Extracted records
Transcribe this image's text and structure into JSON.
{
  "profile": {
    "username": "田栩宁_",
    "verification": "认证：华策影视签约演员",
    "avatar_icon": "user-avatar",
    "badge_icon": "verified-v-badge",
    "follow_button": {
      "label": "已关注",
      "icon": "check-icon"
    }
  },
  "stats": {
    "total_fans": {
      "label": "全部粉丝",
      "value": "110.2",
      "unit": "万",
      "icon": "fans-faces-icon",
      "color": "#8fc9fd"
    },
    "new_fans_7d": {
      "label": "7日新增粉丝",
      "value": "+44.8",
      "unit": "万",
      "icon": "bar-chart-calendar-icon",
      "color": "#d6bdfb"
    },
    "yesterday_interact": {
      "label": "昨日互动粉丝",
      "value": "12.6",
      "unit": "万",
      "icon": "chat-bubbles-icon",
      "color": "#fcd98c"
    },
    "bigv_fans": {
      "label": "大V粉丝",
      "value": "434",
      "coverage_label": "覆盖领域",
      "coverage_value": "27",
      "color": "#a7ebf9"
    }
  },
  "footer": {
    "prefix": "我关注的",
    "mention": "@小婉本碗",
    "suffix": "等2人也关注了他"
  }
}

GOAL
Exactly reproduce all of the entries.

EXERCISE ANSWER
Transcribe this image's text and structure into JSON.
{
  "profile": {
    "username": "田栩宁_",
    "verification": "认证：华策影视签约演员",
    "avatar_icon": "user-avatar",
    "badge_icon": "verified-v-badge",
    "follow_button": {
      "label": "已关注",
      "icon": "check-icon"
    }
  },
  "stats": {
    "total_fans": {
      "label": "全部粉丝",
      "value": "110.2",
      "unit": "万",
      "icon": "fans-faces-icon",
      "color": "#8fc9fd"
    },
    "new_fans_7d": {
      "label": "7日新增粉丝",
      "value": "+44.8",
      "unit": "万",
      "icon": "bar-chart-calendar-icon",
      "color": "#d6bdfb"
    },
    "yesterday_interact": {
      "label": "昨日互动粉丝",
      "value": "12.6",
      "unit": "万",
      "icon": "chat-bubbles-icon",
      "color": "#fcd98c"
    },
    "bigv_fans": {
      "label": "大V粉丝",
      "value": "434",
      "coverage_label": "覆盖领域",
      "coverage_value": "27",
      "color": "#a7ebf9"
    }
  },
  "footer": {
    "prefix": "我关注的",
    "mention": "@小婉本碗",
    "suffix": "等2人也关注了他"
  }
}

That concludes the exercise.